▶ **WHAT NEEDS TO BE DONE**
From the entries below, extract every line that includes the word "квалификационный".

[Lines of data]
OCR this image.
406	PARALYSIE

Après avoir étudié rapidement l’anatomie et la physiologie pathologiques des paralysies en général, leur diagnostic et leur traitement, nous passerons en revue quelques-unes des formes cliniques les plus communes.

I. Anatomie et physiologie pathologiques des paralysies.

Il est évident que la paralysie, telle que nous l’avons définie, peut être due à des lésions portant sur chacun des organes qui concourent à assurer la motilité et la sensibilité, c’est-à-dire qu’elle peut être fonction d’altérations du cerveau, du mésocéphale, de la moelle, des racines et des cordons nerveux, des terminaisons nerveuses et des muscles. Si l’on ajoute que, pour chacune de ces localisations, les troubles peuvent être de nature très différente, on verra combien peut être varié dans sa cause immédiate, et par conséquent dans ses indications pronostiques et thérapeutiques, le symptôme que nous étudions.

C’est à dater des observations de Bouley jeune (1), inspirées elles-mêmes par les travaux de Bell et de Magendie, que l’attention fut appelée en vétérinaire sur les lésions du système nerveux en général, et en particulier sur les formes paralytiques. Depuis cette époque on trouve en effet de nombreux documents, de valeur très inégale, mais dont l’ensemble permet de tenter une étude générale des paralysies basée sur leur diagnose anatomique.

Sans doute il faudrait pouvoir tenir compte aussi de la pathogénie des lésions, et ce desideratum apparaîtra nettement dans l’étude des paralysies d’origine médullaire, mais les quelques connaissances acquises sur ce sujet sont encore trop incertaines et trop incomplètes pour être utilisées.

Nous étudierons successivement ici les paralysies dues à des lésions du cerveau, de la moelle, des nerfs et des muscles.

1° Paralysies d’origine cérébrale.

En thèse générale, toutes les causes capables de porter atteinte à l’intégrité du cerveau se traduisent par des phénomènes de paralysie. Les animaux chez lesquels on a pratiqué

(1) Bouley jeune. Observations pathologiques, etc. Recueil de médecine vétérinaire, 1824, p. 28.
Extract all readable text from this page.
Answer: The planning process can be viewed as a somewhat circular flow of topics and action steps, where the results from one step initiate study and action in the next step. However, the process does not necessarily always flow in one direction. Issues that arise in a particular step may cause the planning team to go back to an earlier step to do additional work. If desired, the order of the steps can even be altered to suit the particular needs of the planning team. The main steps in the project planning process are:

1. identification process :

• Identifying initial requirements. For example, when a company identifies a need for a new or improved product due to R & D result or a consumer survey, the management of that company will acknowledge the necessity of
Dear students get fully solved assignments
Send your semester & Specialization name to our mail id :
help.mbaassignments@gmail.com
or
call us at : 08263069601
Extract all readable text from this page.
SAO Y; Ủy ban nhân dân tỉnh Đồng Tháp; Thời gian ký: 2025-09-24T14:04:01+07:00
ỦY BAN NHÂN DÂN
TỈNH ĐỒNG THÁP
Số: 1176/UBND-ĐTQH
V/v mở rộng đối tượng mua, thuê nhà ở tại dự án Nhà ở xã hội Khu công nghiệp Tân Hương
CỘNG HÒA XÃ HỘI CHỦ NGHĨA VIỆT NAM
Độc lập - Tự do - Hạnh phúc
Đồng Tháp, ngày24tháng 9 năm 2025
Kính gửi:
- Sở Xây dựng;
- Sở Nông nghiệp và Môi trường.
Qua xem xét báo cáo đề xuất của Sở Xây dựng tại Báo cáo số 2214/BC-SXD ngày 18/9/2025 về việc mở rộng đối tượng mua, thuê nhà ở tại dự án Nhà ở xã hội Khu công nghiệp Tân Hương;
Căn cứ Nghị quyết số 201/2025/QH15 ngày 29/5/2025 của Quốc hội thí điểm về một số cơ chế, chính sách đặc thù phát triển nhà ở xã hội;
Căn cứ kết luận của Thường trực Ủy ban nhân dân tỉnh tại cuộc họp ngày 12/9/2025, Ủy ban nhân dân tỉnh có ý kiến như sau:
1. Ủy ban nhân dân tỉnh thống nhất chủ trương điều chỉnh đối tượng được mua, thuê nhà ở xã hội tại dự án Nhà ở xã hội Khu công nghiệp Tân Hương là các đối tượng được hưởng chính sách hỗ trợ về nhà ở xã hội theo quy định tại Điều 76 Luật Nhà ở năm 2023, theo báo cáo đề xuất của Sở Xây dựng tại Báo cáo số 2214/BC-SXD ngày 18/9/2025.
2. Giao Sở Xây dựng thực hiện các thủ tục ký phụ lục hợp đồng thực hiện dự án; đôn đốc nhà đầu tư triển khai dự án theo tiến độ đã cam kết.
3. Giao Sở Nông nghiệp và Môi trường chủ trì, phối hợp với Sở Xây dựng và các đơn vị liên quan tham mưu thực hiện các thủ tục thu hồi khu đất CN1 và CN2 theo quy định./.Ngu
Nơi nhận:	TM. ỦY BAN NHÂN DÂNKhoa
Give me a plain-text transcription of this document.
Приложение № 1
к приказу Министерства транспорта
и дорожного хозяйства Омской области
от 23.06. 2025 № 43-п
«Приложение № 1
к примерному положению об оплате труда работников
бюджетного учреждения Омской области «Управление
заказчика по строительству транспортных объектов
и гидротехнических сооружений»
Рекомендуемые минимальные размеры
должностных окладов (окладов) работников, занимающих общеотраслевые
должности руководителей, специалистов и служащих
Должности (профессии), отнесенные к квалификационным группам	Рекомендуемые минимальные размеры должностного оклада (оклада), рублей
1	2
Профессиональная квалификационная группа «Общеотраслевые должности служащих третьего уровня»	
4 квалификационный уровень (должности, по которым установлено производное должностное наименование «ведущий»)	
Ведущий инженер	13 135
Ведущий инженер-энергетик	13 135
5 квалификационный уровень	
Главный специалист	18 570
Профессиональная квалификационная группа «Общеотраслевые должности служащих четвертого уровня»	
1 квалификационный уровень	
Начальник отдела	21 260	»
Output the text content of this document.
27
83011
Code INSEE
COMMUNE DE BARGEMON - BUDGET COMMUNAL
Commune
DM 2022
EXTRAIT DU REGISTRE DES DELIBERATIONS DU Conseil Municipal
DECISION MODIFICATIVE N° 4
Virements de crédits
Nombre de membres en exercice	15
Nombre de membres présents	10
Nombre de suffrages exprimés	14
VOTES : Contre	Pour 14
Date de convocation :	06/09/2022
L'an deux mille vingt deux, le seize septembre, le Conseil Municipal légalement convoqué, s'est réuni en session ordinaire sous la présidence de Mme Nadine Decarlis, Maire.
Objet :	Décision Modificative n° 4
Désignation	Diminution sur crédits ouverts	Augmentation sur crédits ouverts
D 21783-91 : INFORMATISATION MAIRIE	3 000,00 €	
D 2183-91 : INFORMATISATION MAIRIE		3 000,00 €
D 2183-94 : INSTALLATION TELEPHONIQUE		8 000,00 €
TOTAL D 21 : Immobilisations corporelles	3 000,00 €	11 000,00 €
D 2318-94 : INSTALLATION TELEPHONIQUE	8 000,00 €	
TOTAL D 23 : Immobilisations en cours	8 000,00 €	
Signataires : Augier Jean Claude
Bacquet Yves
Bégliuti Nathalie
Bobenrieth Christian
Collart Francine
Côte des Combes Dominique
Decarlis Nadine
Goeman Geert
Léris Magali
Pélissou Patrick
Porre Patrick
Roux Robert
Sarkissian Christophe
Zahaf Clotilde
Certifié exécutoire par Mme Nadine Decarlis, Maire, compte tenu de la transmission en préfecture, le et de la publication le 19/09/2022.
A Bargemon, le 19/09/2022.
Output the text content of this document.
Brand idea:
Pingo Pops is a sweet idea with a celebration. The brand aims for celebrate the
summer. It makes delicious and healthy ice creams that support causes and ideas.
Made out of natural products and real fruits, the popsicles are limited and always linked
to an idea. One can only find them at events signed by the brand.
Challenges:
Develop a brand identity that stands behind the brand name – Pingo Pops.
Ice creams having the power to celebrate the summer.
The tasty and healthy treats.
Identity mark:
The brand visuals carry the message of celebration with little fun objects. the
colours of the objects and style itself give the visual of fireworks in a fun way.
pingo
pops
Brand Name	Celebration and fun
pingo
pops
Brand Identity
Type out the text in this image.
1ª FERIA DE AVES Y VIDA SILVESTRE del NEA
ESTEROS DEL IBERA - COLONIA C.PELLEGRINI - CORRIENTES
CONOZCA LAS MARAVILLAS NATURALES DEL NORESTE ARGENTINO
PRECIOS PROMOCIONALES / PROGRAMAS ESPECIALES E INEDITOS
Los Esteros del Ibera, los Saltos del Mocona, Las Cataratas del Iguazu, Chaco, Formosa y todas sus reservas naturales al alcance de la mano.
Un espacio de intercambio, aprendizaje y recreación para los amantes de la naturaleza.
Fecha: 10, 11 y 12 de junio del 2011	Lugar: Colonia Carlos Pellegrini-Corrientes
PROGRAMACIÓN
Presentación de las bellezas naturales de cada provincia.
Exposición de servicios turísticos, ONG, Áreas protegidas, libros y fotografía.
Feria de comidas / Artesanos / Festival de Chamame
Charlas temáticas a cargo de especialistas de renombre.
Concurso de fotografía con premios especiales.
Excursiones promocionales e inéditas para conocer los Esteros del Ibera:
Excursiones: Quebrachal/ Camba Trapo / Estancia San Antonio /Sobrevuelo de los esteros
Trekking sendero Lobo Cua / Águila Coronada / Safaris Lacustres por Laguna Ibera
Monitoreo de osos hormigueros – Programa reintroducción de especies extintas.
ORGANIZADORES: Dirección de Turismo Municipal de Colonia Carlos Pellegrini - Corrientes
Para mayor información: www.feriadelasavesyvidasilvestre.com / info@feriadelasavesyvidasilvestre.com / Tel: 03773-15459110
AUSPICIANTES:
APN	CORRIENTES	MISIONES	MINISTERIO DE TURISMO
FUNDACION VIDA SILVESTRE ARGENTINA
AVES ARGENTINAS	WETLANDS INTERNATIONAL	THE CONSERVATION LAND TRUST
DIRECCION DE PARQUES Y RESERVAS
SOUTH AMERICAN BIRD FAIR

▶ **REPLY**
4 квалификационный уровень (должности, по которым установлено производное должностное наименование «ведущий»)	
5 квалификационный уровень	
1 квалификационный уровень	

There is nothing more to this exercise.